Each line below is to be written out in full, exactly as shown.

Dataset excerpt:
>> BEGIN
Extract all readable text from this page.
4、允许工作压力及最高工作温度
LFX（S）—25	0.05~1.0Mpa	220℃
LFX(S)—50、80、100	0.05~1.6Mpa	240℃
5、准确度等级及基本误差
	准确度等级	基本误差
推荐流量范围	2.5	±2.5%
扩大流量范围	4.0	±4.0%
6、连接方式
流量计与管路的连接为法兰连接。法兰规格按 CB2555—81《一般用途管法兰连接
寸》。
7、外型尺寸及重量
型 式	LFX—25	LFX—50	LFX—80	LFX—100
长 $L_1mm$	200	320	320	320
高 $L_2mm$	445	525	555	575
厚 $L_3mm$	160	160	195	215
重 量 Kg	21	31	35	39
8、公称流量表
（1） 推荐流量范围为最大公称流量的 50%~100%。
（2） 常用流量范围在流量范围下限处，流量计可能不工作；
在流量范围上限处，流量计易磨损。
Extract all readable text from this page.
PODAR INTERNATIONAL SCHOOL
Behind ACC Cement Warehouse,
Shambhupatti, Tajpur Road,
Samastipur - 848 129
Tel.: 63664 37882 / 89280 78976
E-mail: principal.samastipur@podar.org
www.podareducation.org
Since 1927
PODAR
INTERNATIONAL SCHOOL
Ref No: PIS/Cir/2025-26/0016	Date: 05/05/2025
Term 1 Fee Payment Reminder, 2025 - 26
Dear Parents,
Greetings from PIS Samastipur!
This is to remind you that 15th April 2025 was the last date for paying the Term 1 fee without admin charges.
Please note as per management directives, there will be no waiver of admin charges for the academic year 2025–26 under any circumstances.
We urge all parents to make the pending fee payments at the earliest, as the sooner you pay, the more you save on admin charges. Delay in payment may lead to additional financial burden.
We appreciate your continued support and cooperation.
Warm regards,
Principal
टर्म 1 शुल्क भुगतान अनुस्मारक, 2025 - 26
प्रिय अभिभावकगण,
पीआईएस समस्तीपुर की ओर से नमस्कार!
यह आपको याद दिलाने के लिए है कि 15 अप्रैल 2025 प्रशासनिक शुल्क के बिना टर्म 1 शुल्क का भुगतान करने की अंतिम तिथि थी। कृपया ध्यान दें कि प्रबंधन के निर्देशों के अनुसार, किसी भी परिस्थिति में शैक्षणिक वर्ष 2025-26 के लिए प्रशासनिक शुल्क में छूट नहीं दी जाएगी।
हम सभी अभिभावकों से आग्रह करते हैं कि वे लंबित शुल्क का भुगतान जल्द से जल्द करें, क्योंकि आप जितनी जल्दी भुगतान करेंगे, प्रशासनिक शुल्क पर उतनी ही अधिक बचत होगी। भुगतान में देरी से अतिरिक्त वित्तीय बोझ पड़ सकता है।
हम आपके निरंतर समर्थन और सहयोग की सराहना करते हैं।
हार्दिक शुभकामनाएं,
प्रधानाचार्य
>> END
Written answer:
Extract all readable text from this page.
4、允许工作压力及最高工作温度
LFX（S）—25	0.05~1.0Mpa	220℃
LFX(S)—50、80、100	0.05~1.6Mpa	240℃
5、准确度等级及基本误差
	准确度等级	基本误差
推荐流量范围	2.5	±2.5%
扩大流量范围	4.0	±4.0%
6、连接方式
流量计与管路的连接为法兰连接。法兰规格按 CB2555—81《一般用途管法兰连接
寸》。
7、外型尺寸及重量
型 式	LFX—25	LFX—50	LFX—80	LFX—100
长 $L_1mm$	200	320	320	320
高 $L_2mm$	445	525	555	575
厚 $L_3mm$	160	160	195	215
重 量 Kg	21	31	35	39
8、公称流量表
（1） 推荐流量范围为最大公称流量的 50%~100%。
（2） 常用流量范围在流量范围下限处，流量计可能不工作；
在流量范围上限处，流量计易磨损。
Extract all readable text from this page.
PODAR INTERNATIONAL SCHOOL
Behind ACC Cement Warehouse,
Shambhupatti, Tajpur Road,
Samastipur - 848 129
Tel.: 63664 37882 / 89280 78976
E-mail: principal.samastipur@podar.org
www.podareducation.org
Since 1927
PODAR
INTERNATIONAL SCHOOL
Ref No: PIS/Cir/2025-26/0016	Date: 05/05/2025
Term 1 Fee Payment Reminder, 2025 - 26
Dear Parents,
Greetings from PIS Samastipur!
This is to remind you that 15th April 2025 was the last date for paying the Term 1 fee without admin charges.
Please note as per management directives, there will be no waiver of admin charges for the academic year 2025–26 under any circumstances.
We urge all parents to make the pending fee payments at the earliest, as the sooner you pay, the more you save on admin charges. Delay in payment may lead to additional financial burden.
We appreciate your continued support and cooperation.
Warm regards,
Principal
टर्म 1 शुल्क भुगतान अनुस्मारक, 2025 - 26
प्रिय अभिभावकगण,
पीआईएस समस्तीपुर की ओर से नमस्कार!
यह आपको याद दिलाने के लिए है कि 15 अप्रैल 2025 प्रशासनिक शुल्क के बिना टर्म 1 शुल्क का भुगतान करने की अंतिम तिथि थी। कृपया ध्यान दें कि प्रबंधन के निर्देशों के अनुसार, किसी भी परिस्थिति में शैक्षणिक वर्ष 2025-26 के लिए प्रशासनिक शुल्क में छूट नहीं दी जाएगी।
हम सभी अभिभावकों से आग्रह करते हैं कि वे लंबित शुल्क का भुगतान जल्द से जल्द करें, क्योंकि आप जितनी जल्दी भुगतान करेंगे, प्रशासनिक शुल्क पर उतनी ही अधिक बचत होगी। भुगतान में देरी से अतिरिक्त वित्तीय बोझ पड़ सकता है।
हम आपके निरंतर समर्थन और सहयोग की सराहना करते हैं।
हार्दिक शुभकामनाएं,
प्रधानाचार्य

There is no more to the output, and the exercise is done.